[TASK DESCRIPTION] Pull each line holding "JSON" out of the entries below.
= = =
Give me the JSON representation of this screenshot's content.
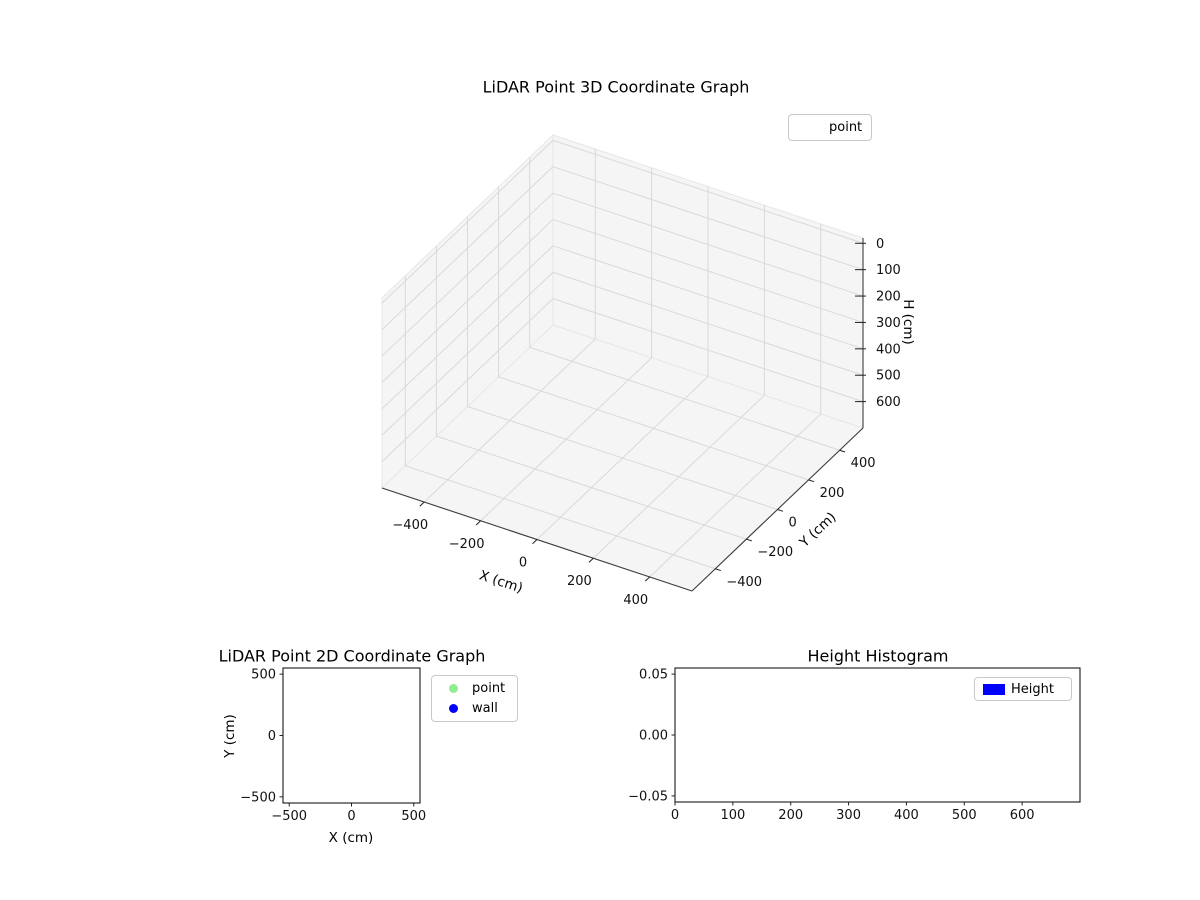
{
  "window": {
    "background": "#ffffff"
  },
  "chart_data": [
    {
      "id": "lidar_3d",
      "type": "scatter3d",
      "title": "LiDAR Point 3D Coordinate Graph",
      "xlabel": "X (cm)",
      "ylabel": "Y (cm)",
      "zlabel": "H (cm)",
      "xlim": [
        -550,
        550
      ],
      "ylim": [
        -550,
        550
      ],
      "zlim": [
        -20,
        700
      ],
      "z_axis_inverted": true,
      "xticks": [
        -400,
        -200,
        0,
        200,
        400
      ],
      "xtick_labels": [
        "−400",
        "−200",
        "0",
        "200",
        "400"
      ],
      "yticks": [
        -400,
        -200,
        0,
        200,
        400
      ],
      "ytick_labels": [
        "−400",
        "−200",
        "0",
        "200",
        "400"
      ],
      "zticks": [
        0,
        100,
        200,
        300,
        400,
        500,
        600
      ],
      "ztick_labels": [
        "0",
        "100",
        "200",
        "300",
        "400",
        "500",
        "600"
      ],
      "grid": true,
      "pane_color": "#f5f5f5",
      "grid_color": "#d9d9d9",
      "legend": {
        "position": "upper right",
        "entries": [
          {
            "label": "point",
            "marker": "none"
          }
        ]
      },
      "points": []
    },
    {
      "id": "lidar_2d",
      "type": "scatter",
      "title": "LiDAR Point 2D Coordinate Graph",
      "xlabel": "X (cm)",
      "ylabel": "Y (cm)",
      "xlim": [
        -550,
        550
      ],
      "ylim": [
        -550,
        550
      ],
      "xticks": [
        -500,
        0,
        500
      ],
      "xtick_labels": [
        "−500",
        "0",
        "500"
      ],
      "yticks": [
        500,
        0,
        -500
      ],
      "ytick_labels": [
        "500",
        "0",
        "−500"
      ],
      "grid": false,
      "legend": {
        "position": "outside upper right",
        "entries": [
          {
            "label": "point",
            "marker": "circle",
            "color": "#90ee90"
          },
          {
            "label": "wall",
            "marker": "circle",
            "color": "#0000ff"
          }
        ]
      },
      "points": []
    },
    {
      "id": "height_histogram",
      "type": "bar",
      "title": "Height Histogram",
      "xlabel": "",
      "ylabel": "",
      "xlim": [
        0,
        700
      ],
      "ylim": [
        -0.055,
        0.055
      ],
      "xticks": [
        0,
        100,
        200,
        300,
        400,
        500,
        600
      ],
      "xtick_labels": [
        "0",
        "100",
        "200",
        "300",
        "400",
        "500",
        "600"
      ],
      "yticks": [
        0.05,
        0,
        -0.05
      ],
      "ytick_labels": [
        "0.05",
        "0.00",
        "−0.05"
      ],
      "grid": false,
      "legend": {
        "position": "upper right",
        "entries": [
          {
            "label": "Height",
            "marker": "rect",
            "color": "#0000ff"
          }
        ]
      },
      "values": []
    }
  ]
}
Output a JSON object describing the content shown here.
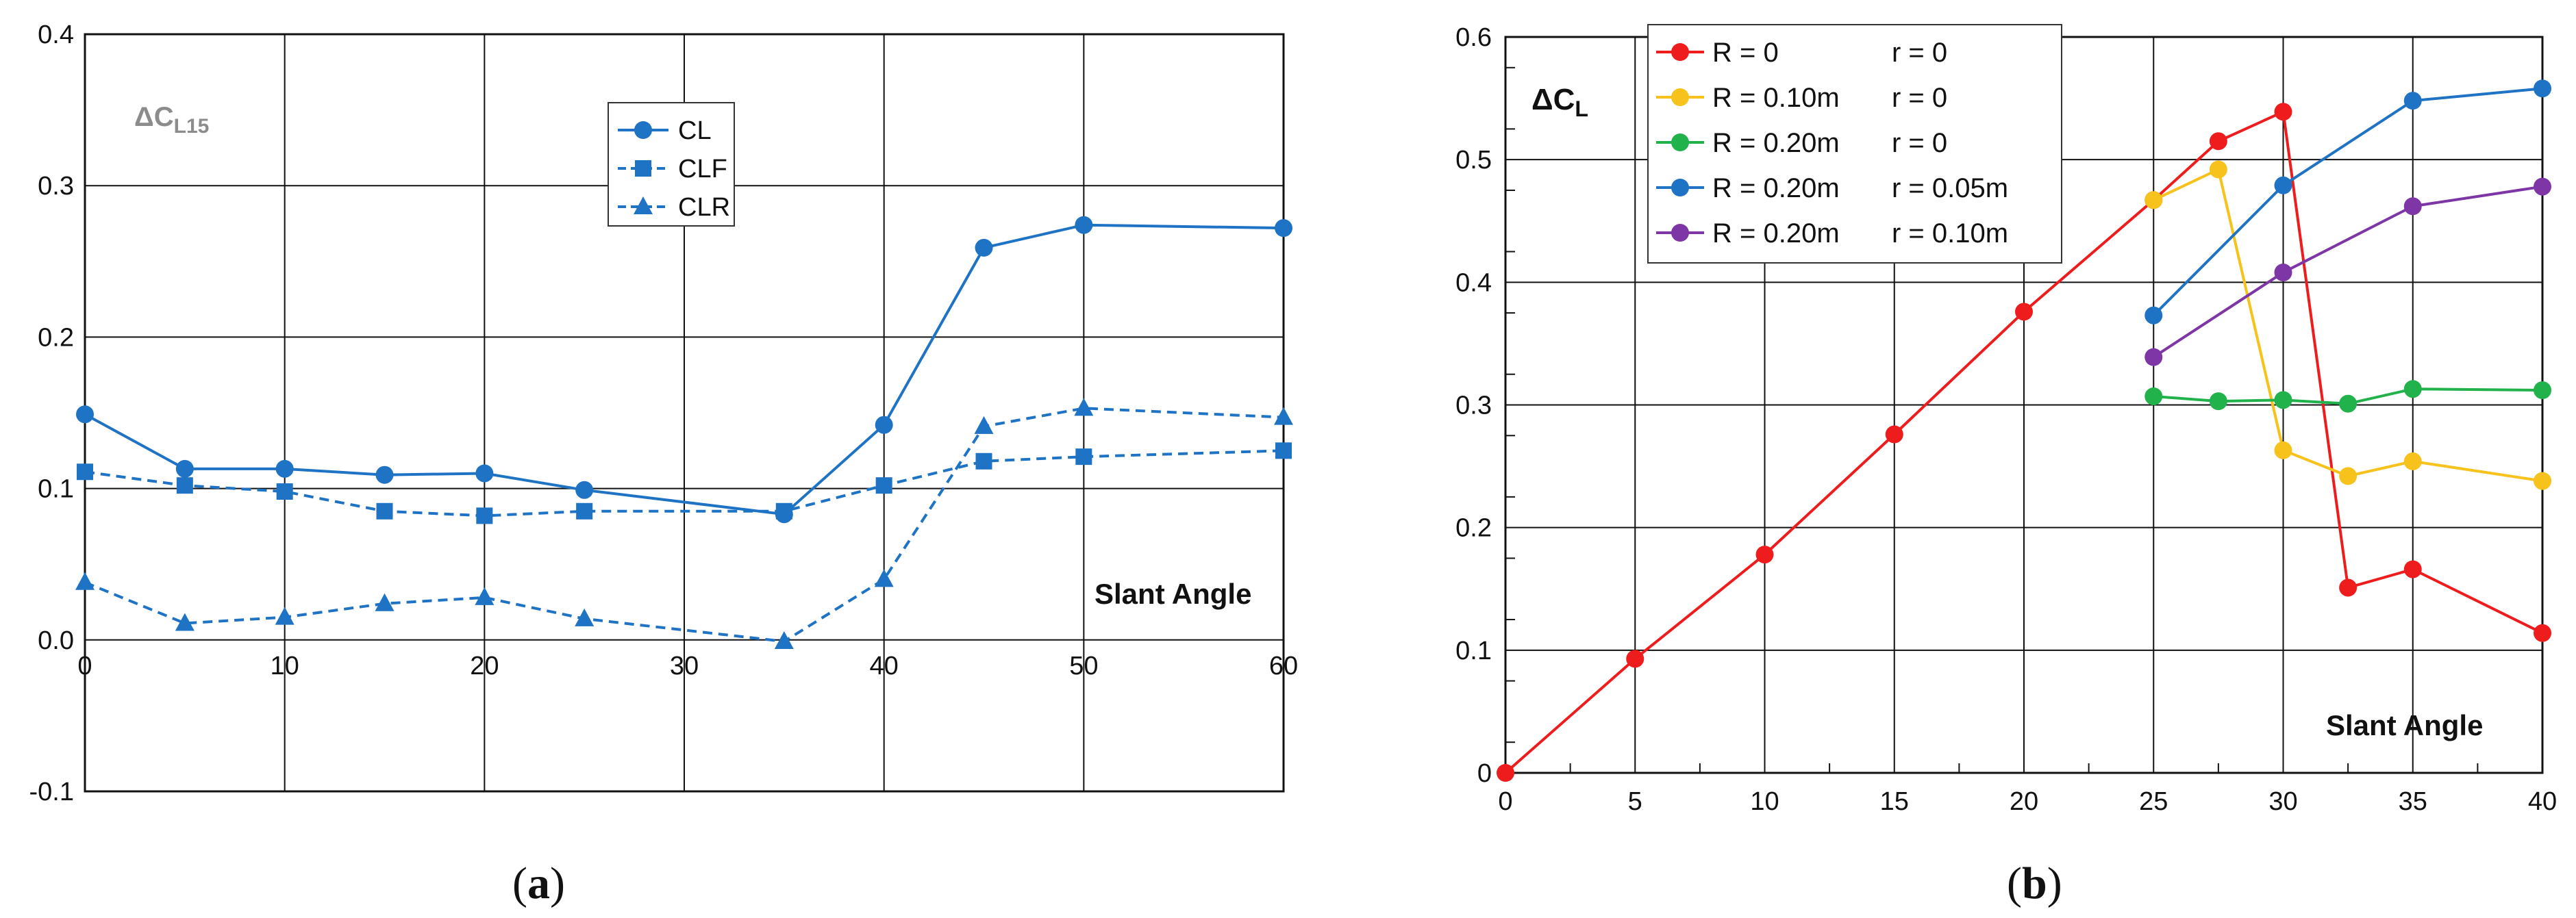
{
  "panels": [
    {
      "label_prefix": "(",
      "label_letter": "a",
      "label_suffix": ")"
    },
    {
      "label_prefix": "(",
      "label_letter": "b",
      "label_suffix": ")"
    }
  ],
  "chart_data": [
    {
      "type": "line",
      "ylabel_main": "ΔC",
      "ylabel_sub": "L15",
      "annotation": "Slant Angle",
      "x": [
        0,
        5,
        10,
        15,
        20,
        25,
        35,
        40,
        45,
        50,
        60
      ],
      "xlim": [
        0,
        60
      ],
      "ylim": [
        -0.1,
        0.4
      ],
      "xticks": [
        0,
        10,
        20,
        30,
        40,
        50,
        60
      ],
      "xtick_labels": [
        "0",
        "10",
        "20",
        "30",
        "40",
        "50",
        "60"
      ],
      "yticks": [
        -0.1,
        0.0,
        0.1,
        0.2,
        0.3,
        0.4
      ],
      "ytick_labels": [
        "-0.1",
        "0.0",
        "0.1",
        "0.2",
        "0.3",
        "0.4"
      ],
      "grid": true,
      "legend_position": "top-center",
      "series": [
        {
          "name": "CL",
          "color": "#1f73c5",
          "marker": "circle",
          "dash": false,
          "values": [
            0.149,
            0.113,
            0.113,
            0.109,
            0.11,
            0.099,
            0.083,
            0.142,
            0.259,
            0.274,
            0.272
          ]
        },
        {
          "name": "CLF",
          "color": "#1f73c5",
          "marker": "square",
          "dash": true,
          "values": [
            0.111,
            0.102,
            0.098,
            0.085,
            0.082,
            0.085,
            0.085,
            0.102,
            0.118,
            0.121,
            0.125
          ]
        },
        {
          "name": "CLR",
          "color": "#1f73c5",
          "marker": "triangle",
          "dash": true,
          "values": [
            0.038,
            0.011,
            0.015,
            0.024,
            0.028,
            0.014,
            -0.001,
            0.04,
            0.141,
            0.153,
            0.147
          ]
        }
      ]
    },
    {
      "type": "line",
      "ylabel_main": "ΔC",
      "ylabel_sub": "L",
      "annotation": "Slant Angle",
      "xlim": [
        0,
        40
      ],
      "ylim": [
        0,
        0.6
      ],
      "xticks": [
        0,
        5,
        10,
        15,
        20,
        25,
        30,
        35,
        40
      ],
      "xtick_labels": [
        "0",
        "5",
        "10",
        "15",
        "20",
        "25",
        "30",
        "35",
        "40"
      ],
      "yticks": [
        0,
        0.1,
        0.2,
        0.3,
        0.4,
        0.5,
        0.6
      ],
      "ytick_labels": [
        "0",
        "0.1",
        "0.2",
        "0.3",
        "0.4",
        "0.5",
        "0.6"
      ],
      "grid": true,
      "legend_position": "top-left",
      "series": [
        {
          "name": "R = 0",
          "name_r": "r = 0",
          "color": "#ee1c1c",
          "x": [
            0,
            5,
            10,
            15,
            20,
            25,
            27.5,
            30,
            32.5,
            35,
            40
          ],
          "values": [
            0.0,
            0.093,
            0.178,
            0.276,
            0.376,
            0.467,
            0.515,
            0.539,
            0.151,
            0.166,
            0.114
          ]
        },
        {
          "name": "R = 0.10m",
          "name_r": "r = 0",
          "color": "#f7c21c",
          "x": [
            25,
            27.5,
            30,
            32.5,
            35,
            40
          ],
          "values": [
            0.467,
            0.492,
            0.263,
            0.242,
            0.254,
            0.238
          ]
        },
        {
          "name": "R = 0.20m",
          "name_r": "r = 0",
          "color": "#21b24b",
          "x": [
            25,
            27.5,
            30,
            32.5,
            35,
            40
          ],
          "values": [
            0.307,
            0.303,
            0.304,
            0.301,
            0.313,
            0.312
          ]
        },
        {
          "name": "R = 0.20m",
          "name_r": "r = 0.05m",
          "color": "#1f73c5",
          "x": [
            25,
            30,
            35,
            40
          ],
          "values": [
            0.373,
            0.479,
            0.548,
            0.558
          ]
        },
        {
          "name": "R = 0.20m",
          "name_r": "r = 0.10m",
          "color": "#7e36a7",
          "x": [
            25,
            30,
            35,
            40
          ],
          "values": [
            0.339,
            0.408,
            0.462,
            0.478
          ]
        }
      ]
    }
  ]
}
= = =
[TASK RESPONSE]
Give me the JSON representation of this screenshot's content.
Output a JSON object describing the content shown here.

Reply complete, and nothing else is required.